Requirement
Pick out the lines below with "related" and list them.

(Chart and figure data)
==============================
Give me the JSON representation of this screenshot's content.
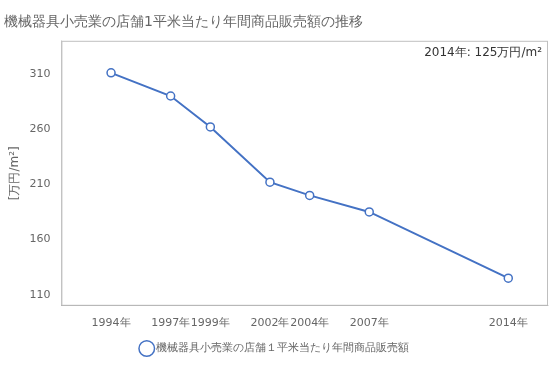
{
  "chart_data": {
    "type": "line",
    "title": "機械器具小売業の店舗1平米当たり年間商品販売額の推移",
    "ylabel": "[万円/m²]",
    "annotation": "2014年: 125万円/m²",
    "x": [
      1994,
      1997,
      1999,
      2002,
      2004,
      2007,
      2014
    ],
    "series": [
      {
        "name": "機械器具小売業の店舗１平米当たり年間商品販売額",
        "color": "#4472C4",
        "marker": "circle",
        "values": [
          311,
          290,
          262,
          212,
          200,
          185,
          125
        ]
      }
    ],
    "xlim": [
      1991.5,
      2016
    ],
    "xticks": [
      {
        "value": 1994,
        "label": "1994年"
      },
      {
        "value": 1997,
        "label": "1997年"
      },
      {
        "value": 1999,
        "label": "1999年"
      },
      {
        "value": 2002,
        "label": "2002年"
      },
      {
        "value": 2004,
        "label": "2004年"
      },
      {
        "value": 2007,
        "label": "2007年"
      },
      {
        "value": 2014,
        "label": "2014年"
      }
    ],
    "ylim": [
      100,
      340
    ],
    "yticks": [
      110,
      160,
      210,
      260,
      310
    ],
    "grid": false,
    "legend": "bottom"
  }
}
==============================
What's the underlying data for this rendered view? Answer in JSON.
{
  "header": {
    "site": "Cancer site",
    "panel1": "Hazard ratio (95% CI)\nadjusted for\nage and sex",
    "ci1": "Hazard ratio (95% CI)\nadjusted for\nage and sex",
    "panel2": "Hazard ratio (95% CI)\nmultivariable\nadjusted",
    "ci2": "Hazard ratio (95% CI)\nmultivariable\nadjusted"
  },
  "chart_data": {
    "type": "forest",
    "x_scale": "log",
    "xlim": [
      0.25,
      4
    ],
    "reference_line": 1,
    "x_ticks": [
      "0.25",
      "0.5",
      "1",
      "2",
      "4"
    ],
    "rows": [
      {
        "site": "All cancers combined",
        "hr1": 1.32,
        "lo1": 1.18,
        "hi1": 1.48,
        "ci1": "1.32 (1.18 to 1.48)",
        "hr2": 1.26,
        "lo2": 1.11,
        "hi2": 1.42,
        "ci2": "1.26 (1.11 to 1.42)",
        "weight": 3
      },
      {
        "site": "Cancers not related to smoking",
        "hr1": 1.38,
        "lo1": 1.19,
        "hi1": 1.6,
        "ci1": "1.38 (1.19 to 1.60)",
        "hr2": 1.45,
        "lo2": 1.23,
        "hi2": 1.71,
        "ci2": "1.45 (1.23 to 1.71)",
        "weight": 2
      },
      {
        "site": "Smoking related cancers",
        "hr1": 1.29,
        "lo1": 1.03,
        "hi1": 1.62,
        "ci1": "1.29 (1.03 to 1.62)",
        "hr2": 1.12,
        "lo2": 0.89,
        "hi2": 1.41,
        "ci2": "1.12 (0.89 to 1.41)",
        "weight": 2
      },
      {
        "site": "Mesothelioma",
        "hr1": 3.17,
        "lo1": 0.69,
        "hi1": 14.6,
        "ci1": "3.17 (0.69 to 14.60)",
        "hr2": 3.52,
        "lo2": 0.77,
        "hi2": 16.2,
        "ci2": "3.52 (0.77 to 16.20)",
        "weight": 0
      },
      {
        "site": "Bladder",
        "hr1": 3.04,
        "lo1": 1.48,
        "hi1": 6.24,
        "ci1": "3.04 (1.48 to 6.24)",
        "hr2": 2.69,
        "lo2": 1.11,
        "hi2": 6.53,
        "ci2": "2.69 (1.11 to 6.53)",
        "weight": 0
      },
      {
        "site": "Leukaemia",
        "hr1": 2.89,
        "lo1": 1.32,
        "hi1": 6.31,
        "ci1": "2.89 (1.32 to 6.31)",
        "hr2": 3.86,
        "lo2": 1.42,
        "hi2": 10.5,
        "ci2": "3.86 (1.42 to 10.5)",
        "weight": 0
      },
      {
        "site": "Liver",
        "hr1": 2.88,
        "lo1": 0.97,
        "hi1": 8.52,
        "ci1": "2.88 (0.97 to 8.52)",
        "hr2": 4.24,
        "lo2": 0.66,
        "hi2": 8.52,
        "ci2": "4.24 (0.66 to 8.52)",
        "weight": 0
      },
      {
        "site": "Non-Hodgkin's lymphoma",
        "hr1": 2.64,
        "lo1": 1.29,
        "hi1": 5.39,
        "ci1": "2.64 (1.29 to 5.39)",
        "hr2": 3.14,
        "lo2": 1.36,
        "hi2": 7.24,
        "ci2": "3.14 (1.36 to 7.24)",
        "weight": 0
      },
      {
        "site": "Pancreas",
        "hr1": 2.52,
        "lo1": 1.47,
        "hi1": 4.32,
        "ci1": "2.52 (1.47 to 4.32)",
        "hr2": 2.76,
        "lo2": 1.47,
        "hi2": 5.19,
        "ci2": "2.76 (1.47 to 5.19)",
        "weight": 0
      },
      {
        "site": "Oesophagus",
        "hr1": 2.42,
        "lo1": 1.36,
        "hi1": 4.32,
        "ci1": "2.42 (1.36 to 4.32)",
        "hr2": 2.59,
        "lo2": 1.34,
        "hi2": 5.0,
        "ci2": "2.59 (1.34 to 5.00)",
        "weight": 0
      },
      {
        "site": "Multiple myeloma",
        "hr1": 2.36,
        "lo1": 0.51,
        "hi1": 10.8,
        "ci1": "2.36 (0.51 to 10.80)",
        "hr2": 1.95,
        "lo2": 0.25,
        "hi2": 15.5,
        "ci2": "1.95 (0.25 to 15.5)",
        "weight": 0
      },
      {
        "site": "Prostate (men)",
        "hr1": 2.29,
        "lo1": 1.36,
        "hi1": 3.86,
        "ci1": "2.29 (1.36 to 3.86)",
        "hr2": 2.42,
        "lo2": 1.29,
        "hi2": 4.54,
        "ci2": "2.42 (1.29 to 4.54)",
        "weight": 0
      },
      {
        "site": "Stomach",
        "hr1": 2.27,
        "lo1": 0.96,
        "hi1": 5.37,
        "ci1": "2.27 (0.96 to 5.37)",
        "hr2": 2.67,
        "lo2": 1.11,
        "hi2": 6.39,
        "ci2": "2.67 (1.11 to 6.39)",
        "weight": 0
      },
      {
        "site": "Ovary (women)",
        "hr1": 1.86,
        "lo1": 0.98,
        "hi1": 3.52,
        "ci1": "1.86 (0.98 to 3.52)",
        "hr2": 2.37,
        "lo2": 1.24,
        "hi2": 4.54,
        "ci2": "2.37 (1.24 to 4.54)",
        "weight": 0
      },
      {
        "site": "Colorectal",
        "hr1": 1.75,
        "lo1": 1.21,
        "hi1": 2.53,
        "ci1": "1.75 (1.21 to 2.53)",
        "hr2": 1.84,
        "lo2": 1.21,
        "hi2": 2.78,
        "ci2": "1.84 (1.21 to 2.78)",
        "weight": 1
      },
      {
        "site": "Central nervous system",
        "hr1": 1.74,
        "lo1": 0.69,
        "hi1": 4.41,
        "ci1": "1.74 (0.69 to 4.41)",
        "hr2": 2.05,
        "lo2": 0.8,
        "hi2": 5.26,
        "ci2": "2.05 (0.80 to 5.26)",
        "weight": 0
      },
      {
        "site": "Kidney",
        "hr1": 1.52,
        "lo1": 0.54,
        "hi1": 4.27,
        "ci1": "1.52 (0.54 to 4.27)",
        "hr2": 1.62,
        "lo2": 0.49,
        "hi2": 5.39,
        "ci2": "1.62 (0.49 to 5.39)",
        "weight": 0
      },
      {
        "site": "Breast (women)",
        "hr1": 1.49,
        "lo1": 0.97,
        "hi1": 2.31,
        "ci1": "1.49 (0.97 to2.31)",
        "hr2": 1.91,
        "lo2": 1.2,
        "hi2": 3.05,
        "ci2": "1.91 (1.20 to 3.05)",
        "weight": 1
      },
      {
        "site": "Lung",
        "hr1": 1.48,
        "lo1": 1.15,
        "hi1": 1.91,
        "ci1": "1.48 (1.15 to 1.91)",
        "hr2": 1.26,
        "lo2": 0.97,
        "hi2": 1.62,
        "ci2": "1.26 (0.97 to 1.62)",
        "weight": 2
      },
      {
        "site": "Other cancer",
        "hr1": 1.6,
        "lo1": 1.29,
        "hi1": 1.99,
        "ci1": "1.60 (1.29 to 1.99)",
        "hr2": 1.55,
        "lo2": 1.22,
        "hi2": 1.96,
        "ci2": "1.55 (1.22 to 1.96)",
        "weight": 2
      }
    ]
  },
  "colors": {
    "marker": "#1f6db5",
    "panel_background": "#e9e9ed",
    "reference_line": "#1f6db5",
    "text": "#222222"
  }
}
==============================
Solution for this problem
        "site": "Cancers not related to smoking",
        "site": "Smoking related cancers",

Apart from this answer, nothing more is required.